Only the lines holding the string "this" are needed. Copy each one.

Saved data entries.

■ ■ ■ ■ ■ ■ ■

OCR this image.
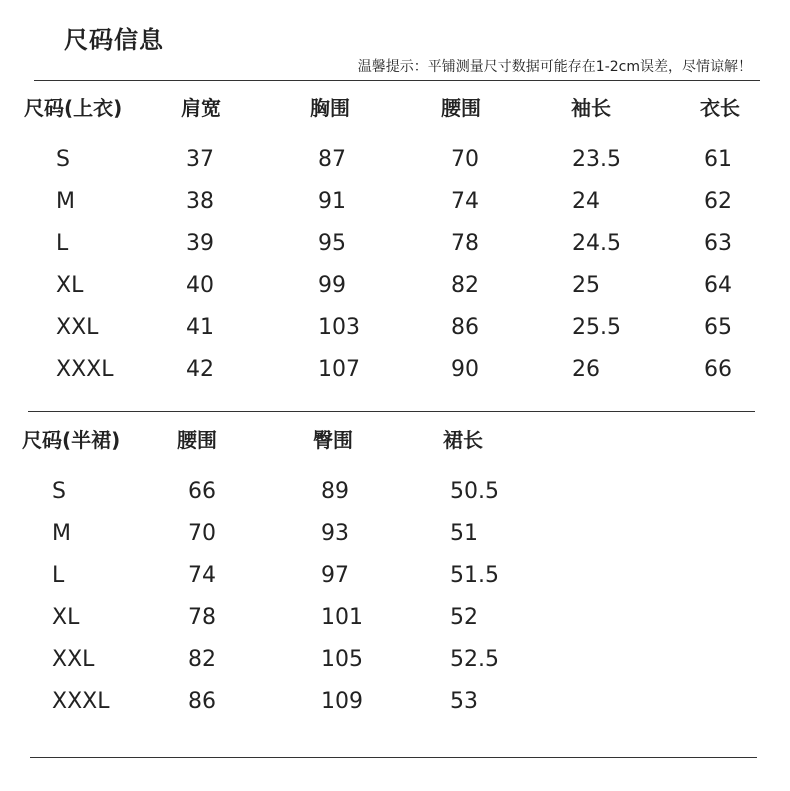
尺码信息
温馨提示：平铺测量尺寸数据可能存在1-2cm误差，尽情谅解！
尺码(上衣)	肩宽	胸围	腰围	袖长	衣长
S	37	87	70	23.5	61
M	38	91	74	24	62
L	39	95	78	24.5	63
XL	40	99	82	25	64
XXL	41	103	86	25.5	65
XXXL	42	107	90	26	66
尺码(半裙)	腰围	臀围	裙长
S	66	89	50.5
M	70	93	51
L	74	97	51.5
XL	78	101	52
XXL	82	105	52.5
XXXL	86	109	53
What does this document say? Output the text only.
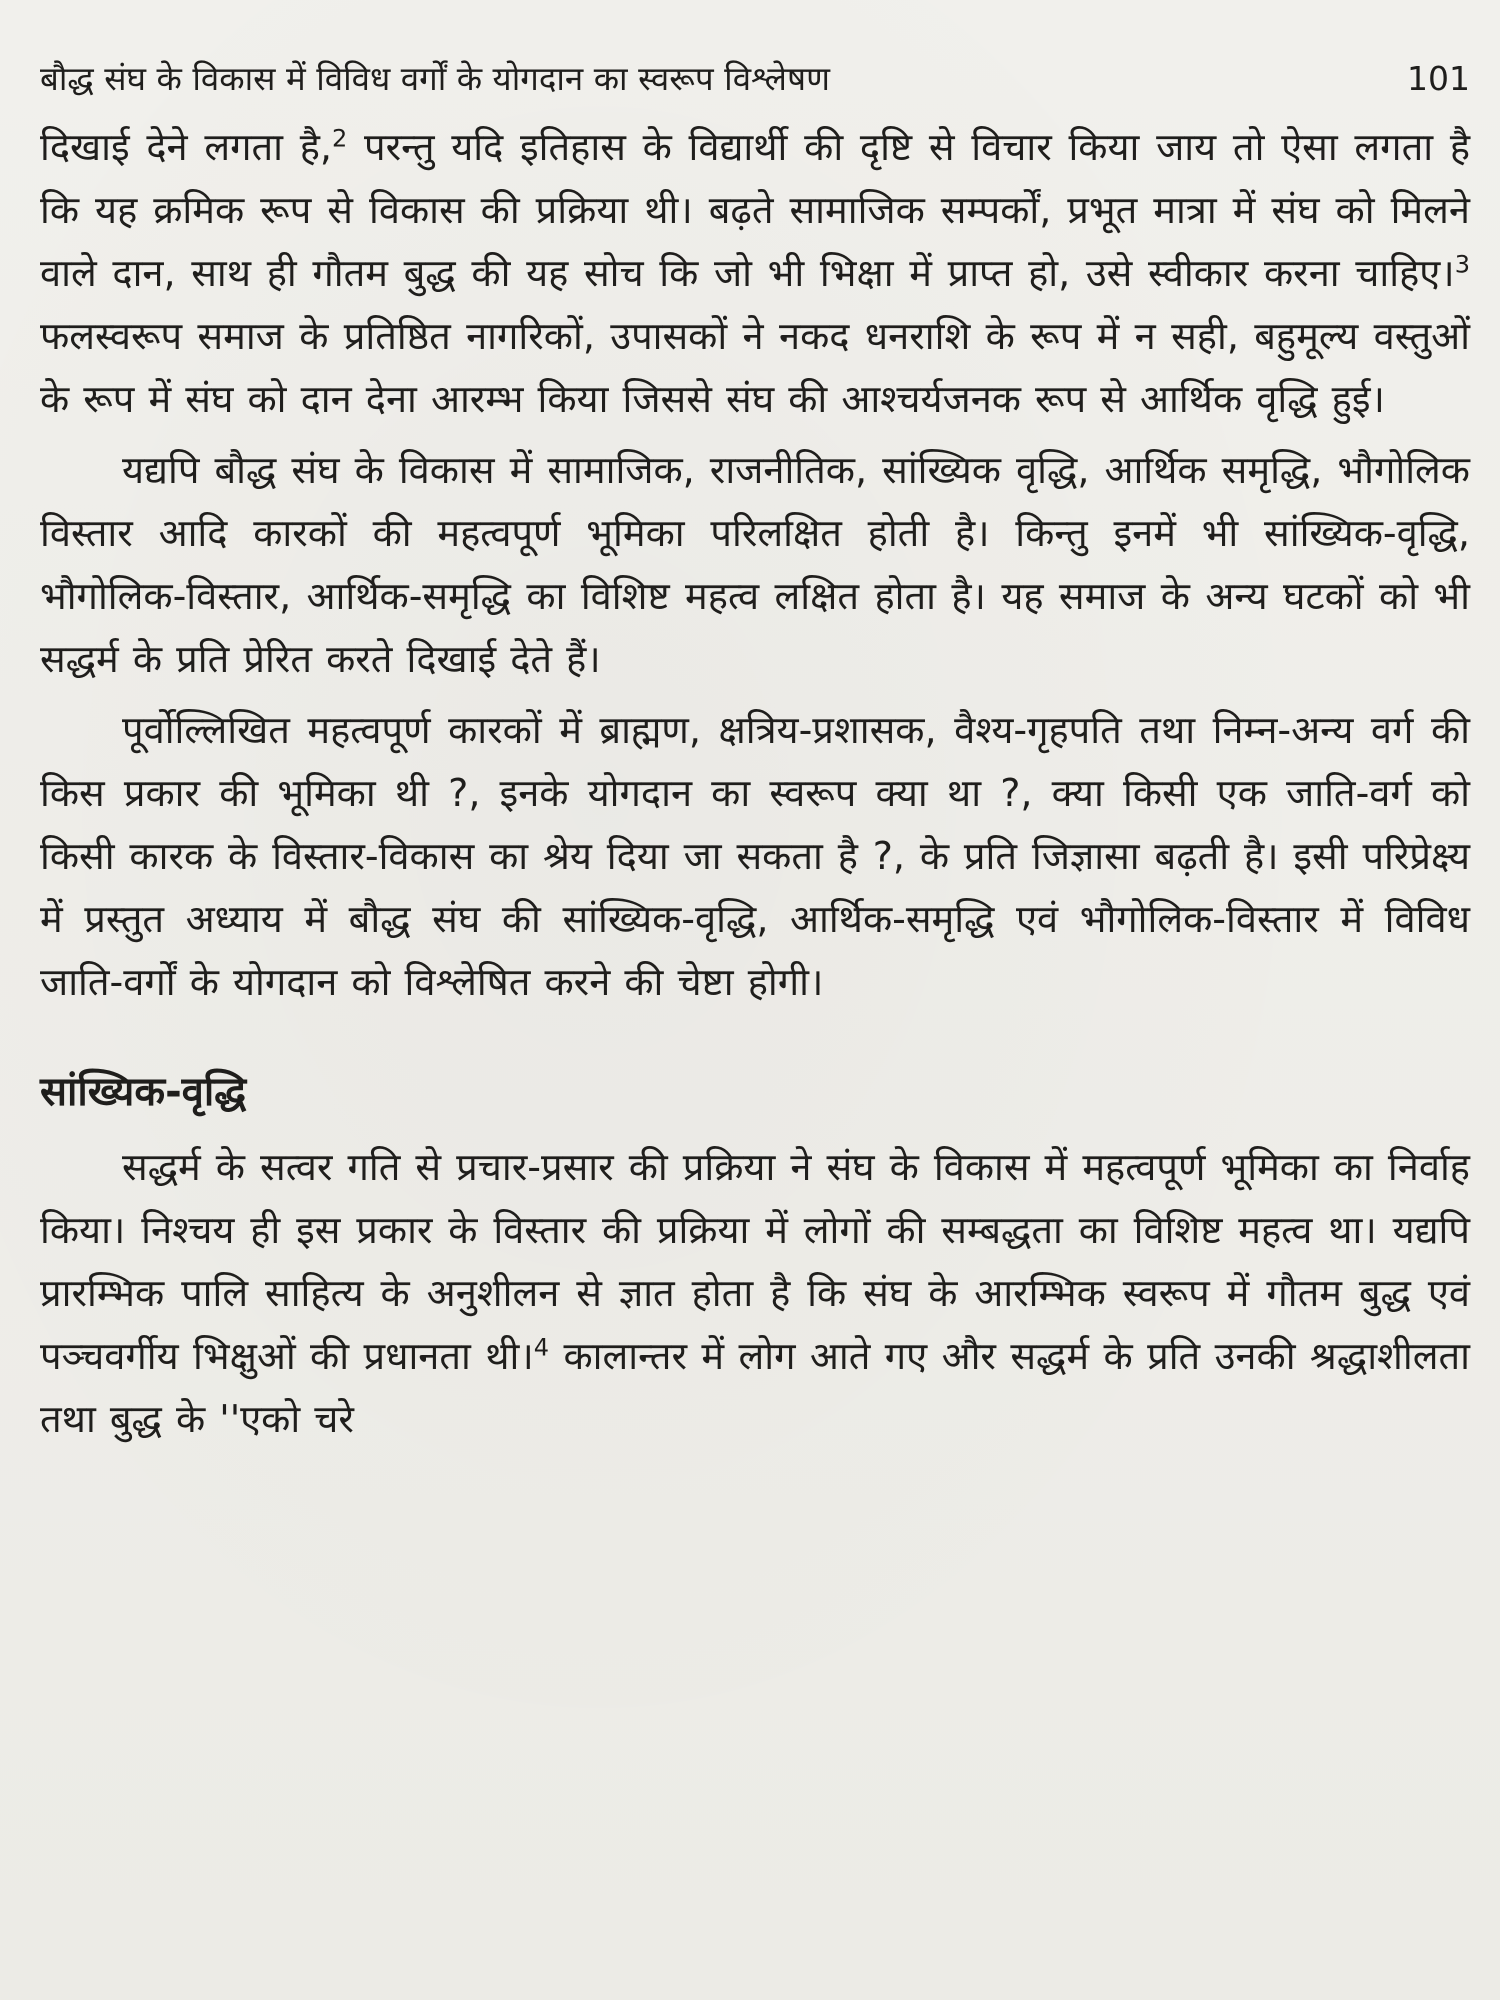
बौद्ध संघ के विकास में विविध वर्गों के योगदान का स्वरूप विश्लेषण	101

दिखाई देने लगता है,$^2$ परन्तु यदि इतिहास के विद्यार्थी की दृष्टि से विचार किया जाय तो ऐसा लगता है कि यह क्रमिक रूप से विकास की प्रक्रिया थी। बढ़ते सामाजिक सम्पर्कों, प्रभूत मात्रा में संघ को मिलने वाले दान, साथ ही गौतम बुद्ध की यह सोच कि जो भी भिक्षा में प्राप्त हो, उसे स्वीकार करना चाहिए।$^3$ फलस्वरूप समाज के प्रतिष्ठित नागरिकों, उपासकों ने नकद धनराशि के रूप में न सही, बहुमूल्य वस्तुओं के रूप में संघ को दान देना आरम्भ किया जिससे संघ की आश्चर्यजनक रूप से आर्थिक वृद्धि हुई।

यद्यपि बौद्ध संघ के विकास में सामाजिक, राजनीतिक, सांख्यिक वृद्धि, आर्थिक समृद्धि, भौगोलिक विस्तार आदि कारकों की महत्वपूर्ण भूमिका परिलक्षित होती है। किन्तु इनमें भी सांख्यिक-वृद्धि, भौगोलिक-विस्तार, आर्थिक-समृद्धि का विशिष्ट महत्व लक्षित होता है। यह समाज के अन्य घटकों को भी सद्धर्म के प्रति प्रेरित करते दिखाई देते हैं।

पूर्वोल्लिखित महत्वपूर्ण कारकों में ब्राह्मण, क्षत्रिय-प्रशासक, वैश्य-गृहपति तथा निम्न-अन्य वर्ग की किस प्रकार की भूमिका थी ?, इनके योगदान का स्वरूप क्या था ?, क्या किसी एक जाति-वर्ग को किसी कारक के विस्तार-विकास का श्रेय दिया जा सकता है ?, के प्रति जिज्ञासा बढ़ती है। इसी परिप्रेक्ष्य में प्रस्तुत अध्याय में बौद्ध संघ की सांख्यिक-वृद्धि, आर्थिक-समृद्धि एवं भौगोलिक-विस्तार में विविध जाति-वर्गों के योगदान को विश्लेषित करने की चेष्टा होगी।

सांख्यिक-वृद्धि

सद्धर्म के सत्वर गति से प्रचार-प्रसार की प्रक्रिया ने संघ के विकास में महत्वपूर्ण भूमिका का निर्वाह किया। निश्चय ही इस प्रकार के विस्तार की प्रक्रिया में लोगों की सम्बद्धता का विशिष्ट महत्व था। यद्यपि प्रारम्भिक पालि साहित्य के अनुशीलन से ज्ञात होता है कि संघ के आरम्भिक स्वरूप में गौतम बुद्ध एवं पञ्चवर्गीय भिक्षुओं की प्रधानता थी।$^4$ कालान्तर में लोग आते गए और सद्धर्म के प्रति उनकी श्रद्धाशीलता तथा बुद्ध के ''एको चरे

■ ■ ■ ■ ■ ■ ■

Written solution.
OCR this image.
What does this document say? Output the text only.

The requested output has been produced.